● **EXERCISE BRIEF**
Scan the records for the word "Kolonie". Copy each line that includes it.

Extracted records
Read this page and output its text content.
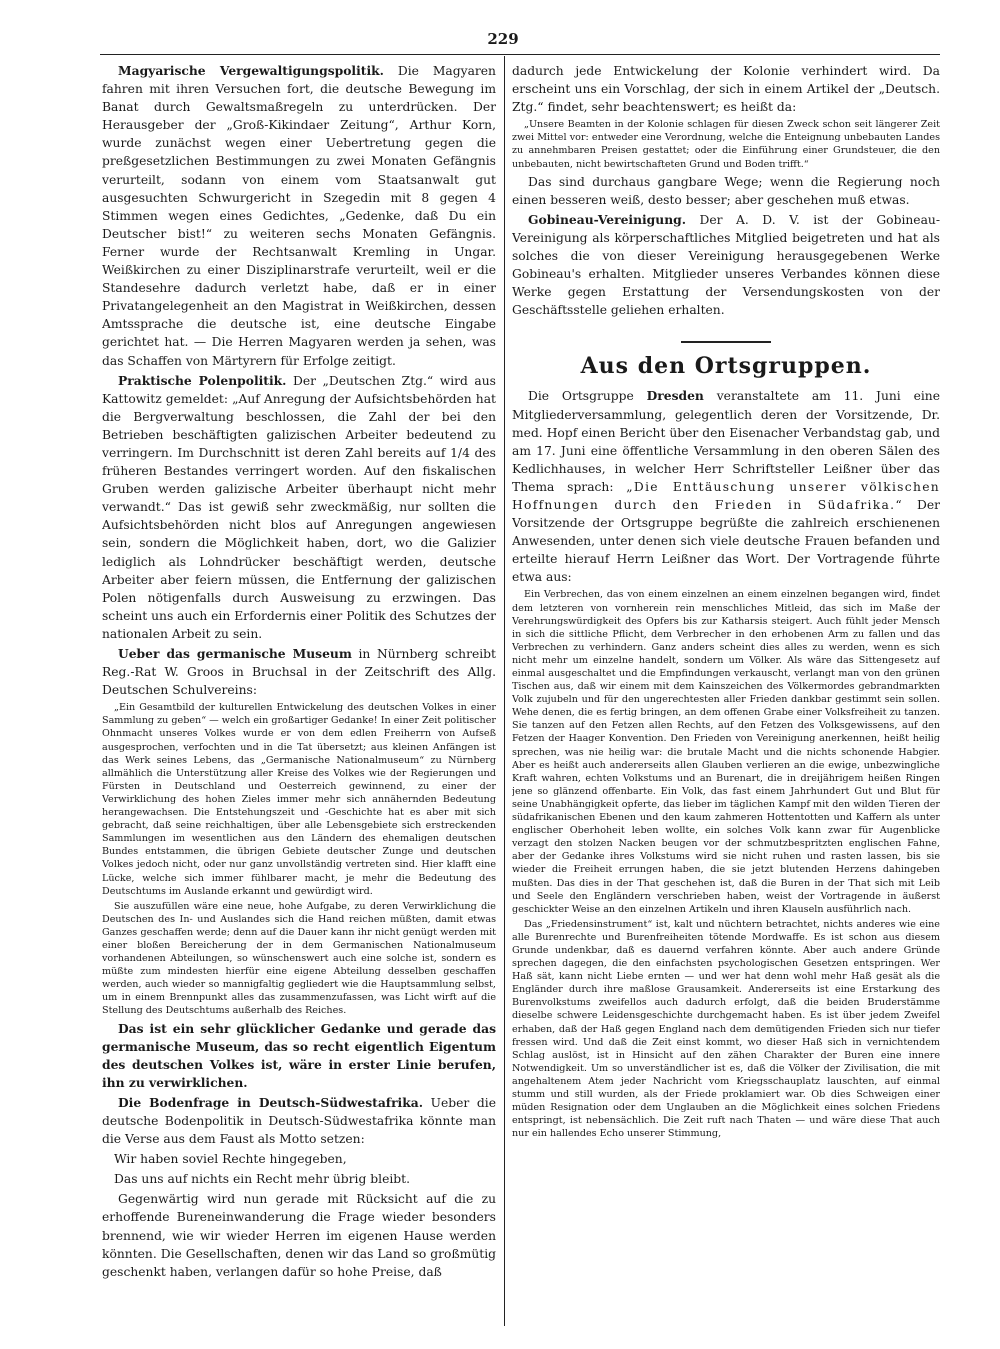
229

Magyarische Vergewaltigungspolitik. Die Magyaren fahren mit ihren Versuchen fort, die deutsche Bewegung im Banat durch Gewaltsmaßregeln zu unterdrücken. Der Herausgeber der „Groß-Kikindaer Zeitung“, Arthur Korn, wurde zunächst wegen einer Uebertretung gegen die preßgesetzlichen Bestimmungen zu zwei Monaten Gefängnis verurteilt, sodann von einem vom Staatsanwalt gut ausgesuchten Schwurgericht in Szegedin mit 8 gegen 4 Stimmen wegen eines Gedichtes, „Gedenke, daß Du ein Deutscher bist!“ zu weiteren sechs Monaten Gefängnis. Ferner wurde der Rechtsanwalt Kremling in Ungar. Weißkirchen zu einer Disziplinarstrafe verurteilt, weil er die Standesehre dadurch verletzt habe, daß er in einer Privatangelegenheit an den Magistrat in Weißkirchen, dessen Amtssprache die deutsche ist, eine deutsche Eingabe gerichtet hat. — Die Herren Magyaren werden ja sehen, was das Schaffen von Märtyrern für Erfolge zeitigt.

Praktische Polenpolitik. Der „Deutschen Ztg.“ wird aus Kattowitz gemeldet: „Auf Anregung der Aufsichtsbehörden hat die Bergverwaltung beschlossen, die Zahl der bei den Betrieben beschäftigten galizischen Arbeiter bedeutend zu verringern. Im Durchschnitt ist deren Zahl bereits auf 1/4 des früheren Bestandes verringert worden. Auf den fiskalischen Gruben werden galizische Arbeiter überhaupt nicht mehr verwandt.“ Das ist gewiß sehr zweckmäßig, nur sollten die Aufsichtsbehörden nicht blos auf Anregungen angewiesen sein, sondern die Möglichkeit haben, dort, wo die Galizier lediglich als Lohndrücker beschäftigt werden, deutsche Arbeiter aber feiern müssen, die Entfernung der galizischen Polen nötigenfalls durch Ausweisung zu erzwingen. Das scheint uns auch ein Erfordernis einer Politik des Schutzes der nationalen Arbeit zu sein.

Ueber das germanische Museum in Nürnberg schreibt Reg.-Rat W. Groos in Bruchsal in der Zeitschrift des Allg. Deutschen Schulvereins:

„Ein Gesamtbild der kulturellen Entwickelung des deutschen Volkes in einer Sammlung zu geben“ — welch ein großartiger Gedanke! In einer Zeit politischer Ohnmacht unseres Volkes wurde er von dem edlen Freiherrn von Aufseß ausgesprochen, verfochten und in die Tat übersetzt; aus kleinen Anfängen ist das Werk seines Lebens, das „Germanische Nationalmuseum“ zu Nürnberg allmählich die Unterstützung aller Kreise des Volkes wie der Regierungen und Fürsten in Deutschland und Oesterreich gewinnend, zu einer der Verwirklichung des hohen Zieles immer mehr sich annähernden Bedeutung herangewachsen. Die Entstehungszeit und -Geschichte hat es aber mit sich gebracht, daß seine reichhaltigen, über alle Lebensgebiete sich erstreckenden Sammlungen im wesentlichen aus den Ländern des ehemaligen deutschen Bundes entstammen, die übrigen Gebiete deutscher Zunge und deutschen Volkes jedoch nicht, oder nur ganz unvollständig vertreten sind. Hier klafft eine Lücke, welche sich immer fühlbarer macht, je mehr die Bedeutung des Deutschtums im Auslande erkannt und gewürdigt wird.

Sie auszufüllen wäre eine neue, hohe Aufgabe, zu deren Verwirklichung die Deutschen des In- und Auslandes sich die Hand reichen müßten, damit etwas Ganzes geschaffen werde; denn auf die Dauer kann ihr nicht genügt werden mit einer bloßen Bereicherung der in dem Germanischen Nationalmuseum vorhandenen Abteilungen, so wünschenswert auch eine solche ist, sondern es müßte zum mindesten hierfür eine eigene Abteilung desselben geschaffen werden, auch wieder so mannigfaltig gegliedert wie die Hauptsammlung selbst, um in einem Brennpunkt alles das zusammenzufassen, was Licht wirft auf die Stellung des Deutschtums außerhalb des Reiches.

Das ist ein sehr glücklicher Gedanke und gerade das germanische Museum, das so recht eigentlich Eigentum des deutschen Volkes ist, wäre in erster Linie berufen, ihn zu verwirklichen.

Die Bodenfrage in Deutsch-Südwestafrika. Ueber die deutsche Bodenpolitik in Deutsch-Südwestafrika könnte man die Verse aus dem Faust als Motto setzen:

Wir haben soviel Rechte hingegeben,

Das uns auf nichts ein Recht mehr übrig bleibt.

Gegenwärtig wird nun gerade mit Rücksicht auf die zu erhoffende Bureneinwanderung die Frage wieder besonders brennend, wie wir wieder Herren im eigenen Hause werden könnten. Die Gesellschaften, denen wir das Land so großmütig geschenkt haben, verlangen dafür so hohe Preise, daß

dadurch jede Entwickelung der Kolonie verhindert wird. Da erscheint uns ein Vorschlag, der sich in einem Artikel der „Deutsch. Ztg.“ findet, sehr beachtenswert; es heißt da:

„Unsere Beamten in der Kolonie schlagen für diesen Zweck schon seit längerer Zeit zwei Mittel vor: entweder eine Verordnung, welche die Enteignung unbebauten Landes zu annehmbaren Preisen gestattet; oder die Einführung einer Grundsteuer, die den unbebauten, nicht bewirtschafteten Grund und Boden trifft.“

Das sind durchaus gangbare Wege; wenn die Regierung noch einen besseren weiß, desto besser; aber geschehen muß etwas.

Gobineau-Vereinigung. Der A. D. V. ist der Gobineau-Vereinigung als körperschaftliches Mitglied beigetreten und hat als solches die von dieser Vereinigung herausgegebenen Werke Gobineau's erhalten. Mitglieder unseres Verbandes können diese Werke gegen Erstattung der Versendungskosten von der Geschäftsstelle geliehen erhalten.

Aus den Ortsgruppen.

Die Ortsgruppe Dresden veranstaltete am 11. Juni eine Mitgliederversammlung, gelegentlich deren der Vorsitzende, Dr. med. Hopf einen Bericht über den Eisenacher Verbandstag gab, und am 17. Juni eine öffentliche Versammlung in den oberen Sälen des Kedlichhauses, in welcher Herr Schriftsteller Leißner über das Thema sprach: „Die Enttäuschung unserer völkischen Hoffnungen durch den Frieden in Südafrika.“ Der Vorsitzende der Ortsgruppe begrüßte die zahlreich erschienenen Anwesenden, unter denen sich viele deutsche Frauen befanden und erteilte hierauf Herrn Leißner das Wort. Der Vortragende führte etwa aus:

Ein Verbrechen, das von einem einzelnen an einem einzelnen begangen wird, findet dem letzteren von vornherein rein menschliches Mitleid, das sich im Maße der Verehrungswürdigkeit des Opfers bis zur Katharsis steigert. Auch fühlt jeder Mensch in sich die sittliche Pflicht, dem Verbrecher in den erhobenen Arm zu fallen und das Verbrechen zu verhindern. Ganz anders scheint dies alles zu werden, wenn es sich nicht mehr um einzelne handelt, sondern um Völker. Als wäre das Sittengesetz auf einmal ausgeschaltet und die Empfindungen verkauscht, verlangt man von den grünen Tischen aus, daß wir einem mit dem Kainszeichen des Völkermordes gebrandmarkten Volk zujubeln und für den ungerechtesten aller Frieden dankbar gestimmt sein sollen. Wehe denen, die es fertig bringen, an dem offenen Grabe einer Volksfreiheit zu tanzen. Sie tanzen auf den Fetzen allen Rechts, auf den Fetzen des Volksgewissens, auf den Fetzen der Haager Konvention. Den Frieden von Vereinigung anerkennen, heißt heilig sprechen, was nie heilig war: die brutale Macht und die nichts schonende Habgier. Aber es heißt auch andererseits allen Glauben verlieren an die ewige, unbezwingliche Kraft wahren, echten Volkstums und an Burenart, die in dreijährigem heißen Ringen jene so glänzend offenbarte. Ein Volk, das fast einem Jahrhundert Gut und Blut für seine Unabhängigkeit opferte, das lieber im täglichen Kampf mit den wilden Tieren der südafrikanischen Ebenen und den kaum zahmeren Hottentotten und Kaffern als unter englischer Oberhoheit leben wollte, ein solches Volk kann zwar für Augenblicke verzagt den stolzen Nacken beugen vor der schmutzbespritzten englischen Fahne, aber der Gedanke ihres Volkstums wird sie nicht ruhen und rasten lassen, bis sie wieder die Freiheit errungen haben, die sie jetzt blutenden Herzens dahingeben mußten. Das dies in der That geschehen ist, daß die Buren in der That sich mit Leib und Seele den Engländern verschrieben haben, weist der Vortragende in äußerst geschickter Weise an den einzelnen Artikeln und ihren Klauseln ausführlich nach.

Das „Friedensinstrument“ ist, kalt und nüchtern betrachtet, nichts anderes wie eine alle Burenrechte und Burenfreiheiten tötende Mordwaffe. Es ist schon aus diesem Grunde undenkbar, daß es dauernd verfahren könnte. Aber auch andere Gründe sprechen dagegen, die den einfachsten psychologischen Gesetzen entspringen. Wer Haß sät, kann nicht Liebe ernten — und wer hat denn wohl mehr Haß gesät als die Engländer durch ihre maßlose Grausamkeit. Andererseits ist eine Erstarkung des Burenvolkstums zweifellos auch dadurch erfolgt, daß die beiden Bruderstämme dieselbe schwere Leidensgeschichte durchgemacht haben. Es ist über jedem Zweifel erhaben, daß der Haß gegen England nach dem demütigenden Frieden sich nur tiefer fressen wird. Und daß die Zeit einst kommt, wo dieser Haß sich in vernichtendem Schlag auslöst, ist in Hinsicht auf den zähen Charakter der Buren eine innere Notwendigkeit. Um so unverständlicher ist es, daß die Völker der Zivilisation, die mit angehaltenem Atem jeder Nachricht vom Kriegsschauplatz lauschten, auf einmal stumm und still wurden, als der Friede proklamiert war. Ob dies Schweigen einer müden Resignation oder dem Unglauben an die Möglichkeit eines solchen Friedens entspringt, ist nebensächlich. Die Zeit ruft nach Thaten — und wäre diese That auch nur ein hallendes Echo unserer Stimmung,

● **RESPONSE TO THE TASK**
dadurch jede Entwickelung der Kolonie verhindert wird. Da erscheint uns ein Vorschlag, der sich in einem Artikel der „Deutsch. Ztg.“ findet, sehr beachtenswert; es heißt da:
„Unsere Beamten in der Kolonie schlagen für diesen Zweck schon seit längerer Zeit zwei Mittel vor: entweder eine Verordnung, welche die Enteignung unbebauten Landes zu annehmbaren Preisen gestattet; oder die Einführung einer Grundsteuer, die den unbebauten, nicht bewirtschafteten Grund und Boden trifft.“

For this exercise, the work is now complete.